◆ Task brief ◆
Scan the records below. List lines holding "over".

╭─ Data for processing

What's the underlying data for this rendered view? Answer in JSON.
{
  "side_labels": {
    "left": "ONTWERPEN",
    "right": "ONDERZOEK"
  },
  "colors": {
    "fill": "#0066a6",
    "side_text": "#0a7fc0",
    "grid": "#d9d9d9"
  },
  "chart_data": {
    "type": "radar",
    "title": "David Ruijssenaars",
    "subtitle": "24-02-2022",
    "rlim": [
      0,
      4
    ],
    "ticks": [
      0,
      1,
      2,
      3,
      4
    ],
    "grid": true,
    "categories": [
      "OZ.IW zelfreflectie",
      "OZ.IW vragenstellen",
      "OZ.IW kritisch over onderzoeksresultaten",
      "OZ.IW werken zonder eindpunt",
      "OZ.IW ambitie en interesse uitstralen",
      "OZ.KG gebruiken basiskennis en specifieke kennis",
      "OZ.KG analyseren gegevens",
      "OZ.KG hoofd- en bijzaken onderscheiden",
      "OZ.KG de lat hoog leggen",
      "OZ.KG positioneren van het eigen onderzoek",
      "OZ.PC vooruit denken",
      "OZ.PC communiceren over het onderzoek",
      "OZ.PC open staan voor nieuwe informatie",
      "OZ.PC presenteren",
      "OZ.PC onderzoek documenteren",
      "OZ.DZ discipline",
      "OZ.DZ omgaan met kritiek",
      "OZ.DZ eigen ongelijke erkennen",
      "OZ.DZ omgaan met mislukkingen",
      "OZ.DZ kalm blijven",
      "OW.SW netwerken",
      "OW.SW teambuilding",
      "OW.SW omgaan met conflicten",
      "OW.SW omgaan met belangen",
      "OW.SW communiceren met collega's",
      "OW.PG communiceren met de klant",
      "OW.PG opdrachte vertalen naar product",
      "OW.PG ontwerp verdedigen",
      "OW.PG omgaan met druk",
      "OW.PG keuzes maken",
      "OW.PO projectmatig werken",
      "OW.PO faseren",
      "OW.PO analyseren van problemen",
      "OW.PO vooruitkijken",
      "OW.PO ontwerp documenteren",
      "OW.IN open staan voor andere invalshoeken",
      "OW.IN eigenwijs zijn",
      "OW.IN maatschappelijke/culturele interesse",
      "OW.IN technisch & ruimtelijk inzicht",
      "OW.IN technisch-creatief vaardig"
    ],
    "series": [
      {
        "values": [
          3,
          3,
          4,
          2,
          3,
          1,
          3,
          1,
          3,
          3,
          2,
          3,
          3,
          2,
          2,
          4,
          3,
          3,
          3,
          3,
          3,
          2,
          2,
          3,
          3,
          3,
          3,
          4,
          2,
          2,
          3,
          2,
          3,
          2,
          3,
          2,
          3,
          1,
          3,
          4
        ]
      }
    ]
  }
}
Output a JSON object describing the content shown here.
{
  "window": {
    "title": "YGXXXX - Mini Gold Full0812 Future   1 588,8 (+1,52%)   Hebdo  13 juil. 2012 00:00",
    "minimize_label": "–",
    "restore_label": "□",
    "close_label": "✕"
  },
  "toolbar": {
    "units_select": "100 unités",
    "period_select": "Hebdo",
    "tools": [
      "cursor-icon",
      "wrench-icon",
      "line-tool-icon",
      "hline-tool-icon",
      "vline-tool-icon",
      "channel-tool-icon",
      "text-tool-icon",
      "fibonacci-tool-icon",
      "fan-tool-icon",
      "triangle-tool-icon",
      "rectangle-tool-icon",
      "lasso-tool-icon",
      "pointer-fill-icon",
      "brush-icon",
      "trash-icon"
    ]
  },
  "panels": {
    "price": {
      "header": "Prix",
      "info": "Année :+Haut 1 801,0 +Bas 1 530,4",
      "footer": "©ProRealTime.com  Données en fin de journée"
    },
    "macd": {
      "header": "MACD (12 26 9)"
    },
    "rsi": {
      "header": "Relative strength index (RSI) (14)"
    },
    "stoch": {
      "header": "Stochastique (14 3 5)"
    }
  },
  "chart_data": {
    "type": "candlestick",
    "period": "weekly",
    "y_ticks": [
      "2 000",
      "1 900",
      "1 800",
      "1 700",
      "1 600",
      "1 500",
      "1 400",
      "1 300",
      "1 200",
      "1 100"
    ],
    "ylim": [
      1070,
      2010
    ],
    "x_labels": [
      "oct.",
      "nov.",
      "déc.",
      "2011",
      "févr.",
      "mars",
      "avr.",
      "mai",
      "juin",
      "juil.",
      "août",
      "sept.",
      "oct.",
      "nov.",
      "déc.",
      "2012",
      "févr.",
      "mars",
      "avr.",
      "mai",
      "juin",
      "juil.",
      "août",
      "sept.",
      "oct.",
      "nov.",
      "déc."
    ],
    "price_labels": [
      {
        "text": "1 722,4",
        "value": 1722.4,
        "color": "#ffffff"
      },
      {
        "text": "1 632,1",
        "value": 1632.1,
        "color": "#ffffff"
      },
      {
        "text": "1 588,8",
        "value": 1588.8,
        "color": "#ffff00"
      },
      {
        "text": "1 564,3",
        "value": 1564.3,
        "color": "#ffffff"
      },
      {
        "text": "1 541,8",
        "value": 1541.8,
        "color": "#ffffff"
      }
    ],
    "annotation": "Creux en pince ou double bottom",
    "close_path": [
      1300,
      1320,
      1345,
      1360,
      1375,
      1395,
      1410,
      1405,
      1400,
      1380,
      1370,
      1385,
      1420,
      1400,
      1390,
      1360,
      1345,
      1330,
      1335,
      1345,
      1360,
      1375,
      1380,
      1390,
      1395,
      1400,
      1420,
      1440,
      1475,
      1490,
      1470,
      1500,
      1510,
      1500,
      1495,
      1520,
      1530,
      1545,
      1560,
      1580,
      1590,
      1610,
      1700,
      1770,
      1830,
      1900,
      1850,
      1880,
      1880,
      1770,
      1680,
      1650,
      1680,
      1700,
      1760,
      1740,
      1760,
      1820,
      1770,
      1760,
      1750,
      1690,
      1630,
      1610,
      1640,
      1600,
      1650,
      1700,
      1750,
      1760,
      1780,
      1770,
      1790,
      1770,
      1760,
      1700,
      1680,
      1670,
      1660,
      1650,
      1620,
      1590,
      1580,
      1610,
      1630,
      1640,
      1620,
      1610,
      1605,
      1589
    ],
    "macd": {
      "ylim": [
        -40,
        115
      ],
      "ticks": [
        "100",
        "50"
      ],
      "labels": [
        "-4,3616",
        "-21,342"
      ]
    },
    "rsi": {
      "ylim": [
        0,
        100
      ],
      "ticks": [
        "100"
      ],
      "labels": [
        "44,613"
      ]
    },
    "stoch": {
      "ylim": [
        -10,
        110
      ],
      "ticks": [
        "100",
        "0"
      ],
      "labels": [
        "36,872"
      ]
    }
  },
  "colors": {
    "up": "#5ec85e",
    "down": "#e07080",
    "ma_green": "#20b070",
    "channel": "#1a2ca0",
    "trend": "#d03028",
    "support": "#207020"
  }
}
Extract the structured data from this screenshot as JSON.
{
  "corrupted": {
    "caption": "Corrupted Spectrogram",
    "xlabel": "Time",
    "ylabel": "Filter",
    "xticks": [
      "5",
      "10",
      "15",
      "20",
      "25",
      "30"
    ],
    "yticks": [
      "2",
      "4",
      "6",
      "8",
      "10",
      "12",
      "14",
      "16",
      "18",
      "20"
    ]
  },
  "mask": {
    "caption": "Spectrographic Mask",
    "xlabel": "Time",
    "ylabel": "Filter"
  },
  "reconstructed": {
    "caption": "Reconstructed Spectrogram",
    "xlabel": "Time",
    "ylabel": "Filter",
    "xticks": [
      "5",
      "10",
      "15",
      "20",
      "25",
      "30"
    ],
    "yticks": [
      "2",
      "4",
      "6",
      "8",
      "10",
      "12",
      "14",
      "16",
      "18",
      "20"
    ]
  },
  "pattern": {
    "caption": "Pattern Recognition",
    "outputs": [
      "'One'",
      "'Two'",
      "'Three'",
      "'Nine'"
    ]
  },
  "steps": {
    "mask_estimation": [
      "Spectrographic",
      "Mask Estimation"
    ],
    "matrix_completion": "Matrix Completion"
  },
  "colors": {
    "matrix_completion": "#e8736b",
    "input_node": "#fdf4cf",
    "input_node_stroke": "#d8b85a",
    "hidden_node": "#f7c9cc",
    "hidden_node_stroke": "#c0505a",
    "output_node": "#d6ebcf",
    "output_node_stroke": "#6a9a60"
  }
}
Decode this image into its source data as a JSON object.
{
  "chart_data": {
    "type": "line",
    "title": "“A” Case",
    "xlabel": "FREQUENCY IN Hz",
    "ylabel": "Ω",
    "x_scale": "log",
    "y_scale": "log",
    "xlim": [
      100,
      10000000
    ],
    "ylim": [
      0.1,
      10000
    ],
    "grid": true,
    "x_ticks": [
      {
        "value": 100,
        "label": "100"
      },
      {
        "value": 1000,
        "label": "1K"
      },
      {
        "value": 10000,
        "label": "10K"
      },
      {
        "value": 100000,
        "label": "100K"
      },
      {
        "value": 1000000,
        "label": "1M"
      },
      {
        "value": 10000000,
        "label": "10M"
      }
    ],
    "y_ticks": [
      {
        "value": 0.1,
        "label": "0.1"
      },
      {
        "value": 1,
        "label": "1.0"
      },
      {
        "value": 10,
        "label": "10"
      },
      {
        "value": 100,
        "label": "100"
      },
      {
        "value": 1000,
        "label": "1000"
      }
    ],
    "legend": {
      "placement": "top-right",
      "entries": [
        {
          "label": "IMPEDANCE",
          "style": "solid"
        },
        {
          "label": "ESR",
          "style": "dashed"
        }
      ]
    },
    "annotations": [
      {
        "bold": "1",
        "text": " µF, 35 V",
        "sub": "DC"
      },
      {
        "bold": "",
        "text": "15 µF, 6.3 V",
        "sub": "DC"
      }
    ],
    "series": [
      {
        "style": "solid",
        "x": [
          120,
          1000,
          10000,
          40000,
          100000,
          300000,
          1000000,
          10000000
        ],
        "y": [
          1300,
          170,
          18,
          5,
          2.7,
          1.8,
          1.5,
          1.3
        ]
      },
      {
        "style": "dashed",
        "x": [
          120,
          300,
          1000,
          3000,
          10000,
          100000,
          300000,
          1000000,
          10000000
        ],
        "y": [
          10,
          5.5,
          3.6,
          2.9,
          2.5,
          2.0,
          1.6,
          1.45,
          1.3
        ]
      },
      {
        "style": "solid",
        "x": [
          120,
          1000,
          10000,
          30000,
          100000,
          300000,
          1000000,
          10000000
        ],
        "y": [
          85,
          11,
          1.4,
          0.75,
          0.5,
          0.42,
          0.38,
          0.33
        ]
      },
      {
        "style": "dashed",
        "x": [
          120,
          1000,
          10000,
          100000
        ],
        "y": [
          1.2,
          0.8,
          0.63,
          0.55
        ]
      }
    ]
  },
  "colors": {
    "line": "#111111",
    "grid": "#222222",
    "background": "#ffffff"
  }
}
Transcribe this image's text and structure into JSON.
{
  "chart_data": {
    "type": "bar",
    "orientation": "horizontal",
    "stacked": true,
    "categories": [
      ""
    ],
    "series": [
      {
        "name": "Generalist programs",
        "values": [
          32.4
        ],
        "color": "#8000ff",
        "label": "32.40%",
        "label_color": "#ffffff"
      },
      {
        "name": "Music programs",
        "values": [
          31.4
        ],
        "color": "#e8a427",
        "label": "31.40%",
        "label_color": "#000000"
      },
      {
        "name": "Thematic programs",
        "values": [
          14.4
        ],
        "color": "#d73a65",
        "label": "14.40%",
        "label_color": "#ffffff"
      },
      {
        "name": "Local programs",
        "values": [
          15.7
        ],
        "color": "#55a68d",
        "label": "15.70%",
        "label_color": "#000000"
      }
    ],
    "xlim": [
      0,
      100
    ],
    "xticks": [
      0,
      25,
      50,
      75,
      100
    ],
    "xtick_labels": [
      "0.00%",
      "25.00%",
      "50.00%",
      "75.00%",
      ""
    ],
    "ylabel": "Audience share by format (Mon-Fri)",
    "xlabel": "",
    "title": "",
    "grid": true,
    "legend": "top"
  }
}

╰─

◆ Final answer ◆
      "OZ.IW kritisch over onderzoeksresultaten",
      "OZ.PC communiceren over het onderzoek",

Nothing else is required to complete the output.